» Given text:
=== Section Start ===
Let me tell you about the time I wrote a document called AUTH_INVESTIGATION.md. And then, when that didn't work, wrote SECOND_AUTH_INVESTIGATION.md.
The existence of the second document tells you everything you need to know about AWS Cognito.
The Pattern That Saved Every Hard Problem After This One
- Hit the wall. AI gets you 80% fast. The last 20% is where the real engineering happens.
- Write an investigation doc. Not code. A document. What you tried. What happened. What you expected vs. what you observed.
- Feed the document to Claude. Not as a prompt. As a file in the project. Let it read the whole thing.
- If that doesn't work, write another document and ask Claude to compare both.
"Fix my auth" is a terrible prompt. "Here are two weeks of structured findings in AUTH_INVESTIGATION.md and SECOND_AUTH_INVESTIGATION.md, synthesize a unified solution" is a great one.
Your debugging context is valuable. Don't throw it away between sessions. Write it down, store it in the project, and let the AI compound on your investigation work. Claude produced a working auth flow in one session after reading both documents. Not because it's magic, but because I'd done the investigation work that gave it enough structured context to reason about the problem correctly.
=== Section End ===
» Source data:
=== Section Start ===
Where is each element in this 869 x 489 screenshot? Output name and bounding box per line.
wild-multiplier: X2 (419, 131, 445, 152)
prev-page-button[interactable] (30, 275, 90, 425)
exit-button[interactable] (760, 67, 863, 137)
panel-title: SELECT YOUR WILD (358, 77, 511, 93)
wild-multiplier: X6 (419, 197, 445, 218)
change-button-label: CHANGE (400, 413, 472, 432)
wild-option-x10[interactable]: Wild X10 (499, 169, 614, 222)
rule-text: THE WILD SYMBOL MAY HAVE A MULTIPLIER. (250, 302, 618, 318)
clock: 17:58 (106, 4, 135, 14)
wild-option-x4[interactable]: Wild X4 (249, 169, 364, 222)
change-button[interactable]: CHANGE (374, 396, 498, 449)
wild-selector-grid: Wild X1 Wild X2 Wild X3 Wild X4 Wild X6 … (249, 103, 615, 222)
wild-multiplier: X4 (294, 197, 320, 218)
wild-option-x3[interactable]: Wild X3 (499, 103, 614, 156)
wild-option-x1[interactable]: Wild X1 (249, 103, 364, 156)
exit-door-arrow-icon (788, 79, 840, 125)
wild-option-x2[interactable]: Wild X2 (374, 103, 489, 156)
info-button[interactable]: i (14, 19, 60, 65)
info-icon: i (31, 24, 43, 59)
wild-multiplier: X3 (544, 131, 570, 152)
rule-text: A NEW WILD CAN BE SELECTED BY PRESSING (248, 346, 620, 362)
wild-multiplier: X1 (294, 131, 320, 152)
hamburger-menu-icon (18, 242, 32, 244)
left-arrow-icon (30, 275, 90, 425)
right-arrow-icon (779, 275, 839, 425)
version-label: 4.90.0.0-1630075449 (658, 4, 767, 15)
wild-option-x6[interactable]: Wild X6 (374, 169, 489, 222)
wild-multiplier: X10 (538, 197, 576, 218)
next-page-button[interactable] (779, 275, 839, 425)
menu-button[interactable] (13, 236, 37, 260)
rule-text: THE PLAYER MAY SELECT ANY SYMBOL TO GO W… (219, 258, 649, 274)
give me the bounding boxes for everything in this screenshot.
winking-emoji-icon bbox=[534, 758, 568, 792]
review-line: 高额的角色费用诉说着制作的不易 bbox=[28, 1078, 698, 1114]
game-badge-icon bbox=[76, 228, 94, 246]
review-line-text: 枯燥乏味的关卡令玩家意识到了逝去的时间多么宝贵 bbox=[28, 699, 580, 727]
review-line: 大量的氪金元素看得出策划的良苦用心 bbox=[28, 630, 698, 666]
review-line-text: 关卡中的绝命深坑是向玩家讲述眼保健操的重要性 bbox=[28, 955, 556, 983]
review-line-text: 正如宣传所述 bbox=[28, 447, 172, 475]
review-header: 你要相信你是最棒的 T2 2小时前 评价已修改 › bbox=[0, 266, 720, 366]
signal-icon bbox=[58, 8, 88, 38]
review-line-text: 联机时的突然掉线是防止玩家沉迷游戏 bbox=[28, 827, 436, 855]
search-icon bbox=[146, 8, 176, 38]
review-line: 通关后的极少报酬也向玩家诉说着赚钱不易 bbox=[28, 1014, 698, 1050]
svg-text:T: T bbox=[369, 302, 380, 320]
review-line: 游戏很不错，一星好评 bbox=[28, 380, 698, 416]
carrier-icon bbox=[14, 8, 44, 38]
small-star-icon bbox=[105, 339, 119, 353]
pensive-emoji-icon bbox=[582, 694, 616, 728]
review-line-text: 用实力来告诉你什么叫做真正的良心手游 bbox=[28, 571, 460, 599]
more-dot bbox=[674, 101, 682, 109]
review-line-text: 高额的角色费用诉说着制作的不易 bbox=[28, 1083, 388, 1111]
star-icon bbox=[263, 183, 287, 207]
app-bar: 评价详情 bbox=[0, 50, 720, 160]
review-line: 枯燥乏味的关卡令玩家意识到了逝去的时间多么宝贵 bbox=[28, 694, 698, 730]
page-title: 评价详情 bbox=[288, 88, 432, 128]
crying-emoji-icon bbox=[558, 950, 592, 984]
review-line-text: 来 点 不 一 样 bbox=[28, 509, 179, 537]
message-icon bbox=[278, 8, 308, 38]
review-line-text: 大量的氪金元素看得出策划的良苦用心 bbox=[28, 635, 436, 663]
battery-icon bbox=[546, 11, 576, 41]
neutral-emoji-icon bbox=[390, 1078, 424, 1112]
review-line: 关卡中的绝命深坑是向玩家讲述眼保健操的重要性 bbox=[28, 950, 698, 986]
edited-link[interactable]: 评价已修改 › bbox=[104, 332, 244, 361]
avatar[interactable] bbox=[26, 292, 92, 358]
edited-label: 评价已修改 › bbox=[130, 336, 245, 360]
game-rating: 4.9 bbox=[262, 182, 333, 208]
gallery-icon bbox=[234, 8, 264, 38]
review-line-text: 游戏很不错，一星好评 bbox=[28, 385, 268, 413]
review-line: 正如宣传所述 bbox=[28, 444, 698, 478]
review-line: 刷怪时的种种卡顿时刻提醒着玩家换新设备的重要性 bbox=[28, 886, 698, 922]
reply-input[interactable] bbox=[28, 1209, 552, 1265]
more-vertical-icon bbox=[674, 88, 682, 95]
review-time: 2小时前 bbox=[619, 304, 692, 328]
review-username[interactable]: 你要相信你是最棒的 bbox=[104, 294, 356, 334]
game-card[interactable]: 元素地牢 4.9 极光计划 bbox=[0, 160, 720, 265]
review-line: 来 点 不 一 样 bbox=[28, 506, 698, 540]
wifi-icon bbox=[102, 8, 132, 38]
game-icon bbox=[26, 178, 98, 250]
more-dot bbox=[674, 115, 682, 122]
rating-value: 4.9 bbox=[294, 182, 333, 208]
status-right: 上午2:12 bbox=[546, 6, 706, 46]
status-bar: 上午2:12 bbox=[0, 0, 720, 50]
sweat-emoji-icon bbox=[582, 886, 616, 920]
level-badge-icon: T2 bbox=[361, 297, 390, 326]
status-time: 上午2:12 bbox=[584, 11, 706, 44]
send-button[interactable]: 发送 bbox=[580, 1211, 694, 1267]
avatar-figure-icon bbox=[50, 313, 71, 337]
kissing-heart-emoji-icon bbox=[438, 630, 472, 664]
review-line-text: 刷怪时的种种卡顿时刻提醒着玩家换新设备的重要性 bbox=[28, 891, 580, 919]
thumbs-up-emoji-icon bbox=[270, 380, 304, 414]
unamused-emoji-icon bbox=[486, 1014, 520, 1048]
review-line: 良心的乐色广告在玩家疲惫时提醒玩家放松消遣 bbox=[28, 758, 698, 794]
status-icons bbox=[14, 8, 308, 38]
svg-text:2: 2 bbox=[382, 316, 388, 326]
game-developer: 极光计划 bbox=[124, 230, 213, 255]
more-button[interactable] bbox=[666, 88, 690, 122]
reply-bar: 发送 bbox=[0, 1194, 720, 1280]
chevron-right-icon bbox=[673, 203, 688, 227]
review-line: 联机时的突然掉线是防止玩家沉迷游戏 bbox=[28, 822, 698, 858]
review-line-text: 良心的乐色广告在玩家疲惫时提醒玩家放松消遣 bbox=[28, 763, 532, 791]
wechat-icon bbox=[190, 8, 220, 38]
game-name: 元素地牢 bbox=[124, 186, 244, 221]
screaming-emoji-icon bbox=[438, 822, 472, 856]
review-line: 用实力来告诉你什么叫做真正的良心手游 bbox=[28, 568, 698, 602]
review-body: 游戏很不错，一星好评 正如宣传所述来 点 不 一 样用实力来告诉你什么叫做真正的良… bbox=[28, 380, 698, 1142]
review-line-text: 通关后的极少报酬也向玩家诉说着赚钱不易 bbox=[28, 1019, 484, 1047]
=== Section End ===
» Task item A: Please quote the auth investigation text from "- Feed the document" up to and including "the problem correctly.".
» Task item B: According to the auth investigation text, what did Claude produce after reading both documents?
» Task item C: List the steps of the pattern described in the auth investigation text.
The records aren't needed for this work.

» Solution A:
- Feed the document to Claude. Not as a prompt. As a file in the project. Let it read the whole thing.
- If that doesn't work, write another document and ask Claude to compare both.
"Fix my auth" is a terrible prompt. "Here are two weeks of structured findings in AUTH_INVESTIGATION.md and SECOND_AUTH_INVESTIGATION.md, synthesize a unified solution" is a great one.
Your debugging context is valuable. Don't throw it away between sessions. Write it down, store it in the project, and let the AI compound on your investigation work. Claude produced a working auth flow in one session after reading both documents. Not because it's magic, but because I'd done the investigation work that gave it enough structured context to reason about the problem correctly.

» Solution B: A working auth flow, in one session.

» Solution C:
- Hit the wall.
- Write an investigation doc.
- Feed the document to Claude.
- If that doesn't work, write another document and ask Claude to compare both.